Identify all lines below that hold "JSON" and collect them.

** begin **

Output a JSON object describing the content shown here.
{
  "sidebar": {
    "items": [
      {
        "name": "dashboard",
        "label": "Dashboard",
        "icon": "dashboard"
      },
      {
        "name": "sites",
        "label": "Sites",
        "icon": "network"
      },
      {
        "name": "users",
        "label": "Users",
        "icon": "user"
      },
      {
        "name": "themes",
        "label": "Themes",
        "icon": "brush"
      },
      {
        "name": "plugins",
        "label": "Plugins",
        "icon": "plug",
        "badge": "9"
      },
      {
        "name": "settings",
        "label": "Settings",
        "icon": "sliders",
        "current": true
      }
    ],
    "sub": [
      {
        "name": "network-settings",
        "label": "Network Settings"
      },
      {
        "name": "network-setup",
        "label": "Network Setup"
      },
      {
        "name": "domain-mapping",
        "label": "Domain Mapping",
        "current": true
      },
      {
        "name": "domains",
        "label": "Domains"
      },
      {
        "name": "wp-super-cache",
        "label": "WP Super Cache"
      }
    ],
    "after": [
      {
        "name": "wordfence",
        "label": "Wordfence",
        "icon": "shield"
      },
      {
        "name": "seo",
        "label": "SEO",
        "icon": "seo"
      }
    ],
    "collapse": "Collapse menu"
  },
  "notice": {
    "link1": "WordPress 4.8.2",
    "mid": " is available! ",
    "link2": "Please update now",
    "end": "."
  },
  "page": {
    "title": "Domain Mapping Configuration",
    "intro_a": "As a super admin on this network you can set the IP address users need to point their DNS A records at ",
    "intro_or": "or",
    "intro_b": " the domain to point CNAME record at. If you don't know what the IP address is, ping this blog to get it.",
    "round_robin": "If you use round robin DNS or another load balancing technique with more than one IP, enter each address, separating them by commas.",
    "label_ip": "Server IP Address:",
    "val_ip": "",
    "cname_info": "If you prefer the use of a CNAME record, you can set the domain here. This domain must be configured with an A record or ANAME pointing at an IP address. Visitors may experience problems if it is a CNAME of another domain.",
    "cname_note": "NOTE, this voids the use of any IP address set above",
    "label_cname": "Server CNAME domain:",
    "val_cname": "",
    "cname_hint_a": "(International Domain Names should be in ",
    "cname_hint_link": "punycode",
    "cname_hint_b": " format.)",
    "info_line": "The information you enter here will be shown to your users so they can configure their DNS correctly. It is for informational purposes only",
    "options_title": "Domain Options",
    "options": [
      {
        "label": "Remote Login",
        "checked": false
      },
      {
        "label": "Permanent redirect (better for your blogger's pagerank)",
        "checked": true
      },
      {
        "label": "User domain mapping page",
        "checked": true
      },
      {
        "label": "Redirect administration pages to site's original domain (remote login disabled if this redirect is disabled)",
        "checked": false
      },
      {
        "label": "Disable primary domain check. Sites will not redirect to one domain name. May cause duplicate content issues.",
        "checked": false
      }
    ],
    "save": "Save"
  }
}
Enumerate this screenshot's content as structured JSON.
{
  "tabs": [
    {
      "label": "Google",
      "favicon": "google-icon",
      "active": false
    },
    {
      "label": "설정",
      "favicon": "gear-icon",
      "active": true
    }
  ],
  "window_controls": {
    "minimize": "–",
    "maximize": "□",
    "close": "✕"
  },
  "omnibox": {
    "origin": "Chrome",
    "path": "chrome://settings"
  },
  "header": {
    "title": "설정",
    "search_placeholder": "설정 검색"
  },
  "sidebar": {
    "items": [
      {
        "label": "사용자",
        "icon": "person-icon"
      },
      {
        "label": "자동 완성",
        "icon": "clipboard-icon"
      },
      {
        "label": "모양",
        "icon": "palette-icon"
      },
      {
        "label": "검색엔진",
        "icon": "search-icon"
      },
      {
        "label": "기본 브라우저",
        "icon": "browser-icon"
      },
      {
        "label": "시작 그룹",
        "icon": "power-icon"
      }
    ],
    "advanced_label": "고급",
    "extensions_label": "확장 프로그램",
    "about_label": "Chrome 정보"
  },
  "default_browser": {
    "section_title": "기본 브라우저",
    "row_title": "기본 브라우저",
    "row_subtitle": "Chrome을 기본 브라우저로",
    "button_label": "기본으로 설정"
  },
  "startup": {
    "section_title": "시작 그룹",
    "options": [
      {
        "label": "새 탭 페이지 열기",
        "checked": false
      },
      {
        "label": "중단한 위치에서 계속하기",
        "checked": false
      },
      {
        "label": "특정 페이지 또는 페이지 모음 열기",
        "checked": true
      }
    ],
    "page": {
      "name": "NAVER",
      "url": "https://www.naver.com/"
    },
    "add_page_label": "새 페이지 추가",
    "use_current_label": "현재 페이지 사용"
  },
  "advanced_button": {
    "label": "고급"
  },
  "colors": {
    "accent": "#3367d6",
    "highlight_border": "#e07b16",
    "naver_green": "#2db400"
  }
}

** end **

■ EXERCISE RESULT ■
Output a JSON object describing the content shown here.
Enumerate this screenshot's content as structured JSON.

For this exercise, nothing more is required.